> [Data shown]
-- begin --

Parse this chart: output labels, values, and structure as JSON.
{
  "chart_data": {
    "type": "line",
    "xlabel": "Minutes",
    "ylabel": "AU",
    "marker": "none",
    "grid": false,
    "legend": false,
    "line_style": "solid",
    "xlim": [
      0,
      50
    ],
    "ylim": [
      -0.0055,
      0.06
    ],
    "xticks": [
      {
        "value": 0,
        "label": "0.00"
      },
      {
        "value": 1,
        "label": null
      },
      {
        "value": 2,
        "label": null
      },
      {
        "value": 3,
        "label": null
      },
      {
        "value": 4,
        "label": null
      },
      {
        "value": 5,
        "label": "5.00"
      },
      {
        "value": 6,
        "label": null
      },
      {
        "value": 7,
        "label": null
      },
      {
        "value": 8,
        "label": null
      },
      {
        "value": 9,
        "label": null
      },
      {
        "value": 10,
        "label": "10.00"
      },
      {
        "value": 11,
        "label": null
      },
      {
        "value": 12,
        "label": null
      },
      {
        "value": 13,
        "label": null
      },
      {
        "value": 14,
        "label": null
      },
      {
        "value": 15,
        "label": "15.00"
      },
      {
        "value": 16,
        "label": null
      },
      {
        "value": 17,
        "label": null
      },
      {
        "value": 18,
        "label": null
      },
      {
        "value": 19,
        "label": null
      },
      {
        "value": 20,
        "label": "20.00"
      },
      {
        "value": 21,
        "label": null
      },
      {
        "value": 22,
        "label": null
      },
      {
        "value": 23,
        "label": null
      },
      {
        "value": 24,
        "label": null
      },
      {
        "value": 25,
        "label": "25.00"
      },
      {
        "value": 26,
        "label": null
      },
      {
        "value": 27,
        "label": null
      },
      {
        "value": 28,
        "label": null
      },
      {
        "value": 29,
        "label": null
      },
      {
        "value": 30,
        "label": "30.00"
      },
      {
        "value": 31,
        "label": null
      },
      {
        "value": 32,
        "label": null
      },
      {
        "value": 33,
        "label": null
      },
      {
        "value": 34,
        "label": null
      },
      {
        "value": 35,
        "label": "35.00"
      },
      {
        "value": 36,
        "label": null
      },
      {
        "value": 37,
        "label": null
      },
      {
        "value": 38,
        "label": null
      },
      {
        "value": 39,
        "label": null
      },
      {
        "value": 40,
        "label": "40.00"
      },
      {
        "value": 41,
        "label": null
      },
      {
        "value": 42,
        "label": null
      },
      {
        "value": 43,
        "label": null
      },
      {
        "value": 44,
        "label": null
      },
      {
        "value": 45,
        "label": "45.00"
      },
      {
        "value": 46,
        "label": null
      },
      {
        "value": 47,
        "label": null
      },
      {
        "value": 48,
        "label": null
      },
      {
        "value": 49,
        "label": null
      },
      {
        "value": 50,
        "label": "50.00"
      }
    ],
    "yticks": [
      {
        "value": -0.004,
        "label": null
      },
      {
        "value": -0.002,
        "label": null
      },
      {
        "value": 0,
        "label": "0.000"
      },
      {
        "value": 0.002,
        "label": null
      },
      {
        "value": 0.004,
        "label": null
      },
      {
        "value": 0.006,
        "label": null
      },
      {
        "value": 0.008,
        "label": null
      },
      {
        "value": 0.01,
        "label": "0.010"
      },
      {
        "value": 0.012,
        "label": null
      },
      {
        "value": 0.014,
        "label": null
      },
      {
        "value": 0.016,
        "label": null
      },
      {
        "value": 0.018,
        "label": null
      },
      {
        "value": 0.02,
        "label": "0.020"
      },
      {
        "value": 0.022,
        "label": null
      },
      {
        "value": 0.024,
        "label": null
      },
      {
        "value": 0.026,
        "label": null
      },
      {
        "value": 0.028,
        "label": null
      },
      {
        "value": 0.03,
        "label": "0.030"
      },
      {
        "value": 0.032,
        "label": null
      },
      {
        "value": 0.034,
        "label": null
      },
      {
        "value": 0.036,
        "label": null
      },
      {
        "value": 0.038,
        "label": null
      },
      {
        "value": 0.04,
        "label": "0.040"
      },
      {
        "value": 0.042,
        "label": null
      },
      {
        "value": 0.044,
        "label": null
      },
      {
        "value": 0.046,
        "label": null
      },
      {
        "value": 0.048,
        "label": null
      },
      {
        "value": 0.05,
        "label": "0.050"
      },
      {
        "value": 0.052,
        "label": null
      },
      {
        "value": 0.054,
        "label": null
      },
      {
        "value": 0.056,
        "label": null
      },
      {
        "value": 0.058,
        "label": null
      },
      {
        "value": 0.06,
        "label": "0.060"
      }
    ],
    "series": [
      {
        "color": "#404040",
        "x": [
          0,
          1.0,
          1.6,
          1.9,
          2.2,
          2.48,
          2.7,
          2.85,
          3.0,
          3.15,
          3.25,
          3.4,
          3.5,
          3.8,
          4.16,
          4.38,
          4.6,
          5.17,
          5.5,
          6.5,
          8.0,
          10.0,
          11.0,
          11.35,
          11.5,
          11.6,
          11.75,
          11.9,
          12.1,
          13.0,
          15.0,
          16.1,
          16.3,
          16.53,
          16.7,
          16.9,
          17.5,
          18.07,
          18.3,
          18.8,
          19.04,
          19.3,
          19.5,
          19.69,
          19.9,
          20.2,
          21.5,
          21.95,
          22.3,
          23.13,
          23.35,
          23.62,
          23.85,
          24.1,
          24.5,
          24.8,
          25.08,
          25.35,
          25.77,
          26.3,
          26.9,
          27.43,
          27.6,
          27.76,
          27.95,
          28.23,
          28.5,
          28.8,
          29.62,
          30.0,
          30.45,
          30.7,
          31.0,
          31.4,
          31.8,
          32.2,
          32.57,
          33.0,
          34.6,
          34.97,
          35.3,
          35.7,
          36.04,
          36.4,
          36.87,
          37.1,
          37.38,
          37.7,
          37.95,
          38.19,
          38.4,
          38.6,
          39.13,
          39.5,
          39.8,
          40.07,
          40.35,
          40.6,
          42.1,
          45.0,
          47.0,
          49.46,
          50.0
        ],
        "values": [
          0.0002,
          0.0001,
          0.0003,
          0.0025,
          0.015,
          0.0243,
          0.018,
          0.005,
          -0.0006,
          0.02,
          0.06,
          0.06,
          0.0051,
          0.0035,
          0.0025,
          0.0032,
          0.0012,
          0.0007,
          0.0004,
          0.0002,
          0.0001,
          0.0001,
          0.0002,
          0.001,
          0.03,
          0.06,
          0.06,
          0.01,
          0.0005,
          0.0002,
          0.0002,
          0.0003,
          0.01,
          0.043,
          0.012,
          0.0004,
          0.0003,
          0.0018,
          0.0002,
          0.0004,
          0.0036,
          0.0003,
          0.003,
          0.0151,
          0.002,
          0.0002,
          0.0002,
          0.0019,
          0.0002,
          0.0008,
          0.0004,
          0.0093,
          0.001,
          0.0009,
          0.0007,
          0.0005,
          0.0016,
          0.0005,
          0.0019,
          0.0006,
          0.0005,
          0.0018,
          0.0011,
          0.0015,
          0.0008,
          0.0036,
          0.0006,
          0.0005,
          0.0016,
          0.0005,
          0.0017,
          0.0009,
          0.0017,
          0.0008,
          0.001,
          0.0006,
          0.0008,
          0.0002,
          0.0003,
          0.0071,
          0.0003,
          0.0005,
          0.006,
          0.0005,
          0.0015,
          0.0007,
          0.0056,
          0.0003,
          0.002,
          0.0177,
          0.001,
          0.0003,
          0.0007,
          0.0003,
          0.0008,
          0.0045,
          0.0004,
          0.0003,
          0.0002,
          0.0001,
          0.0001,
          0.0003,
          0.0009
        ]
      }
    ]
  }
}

-- end --

> [Problem description] Report how many lines of the listing above include the word "values". Say nothing but the number.

> [Task output] 2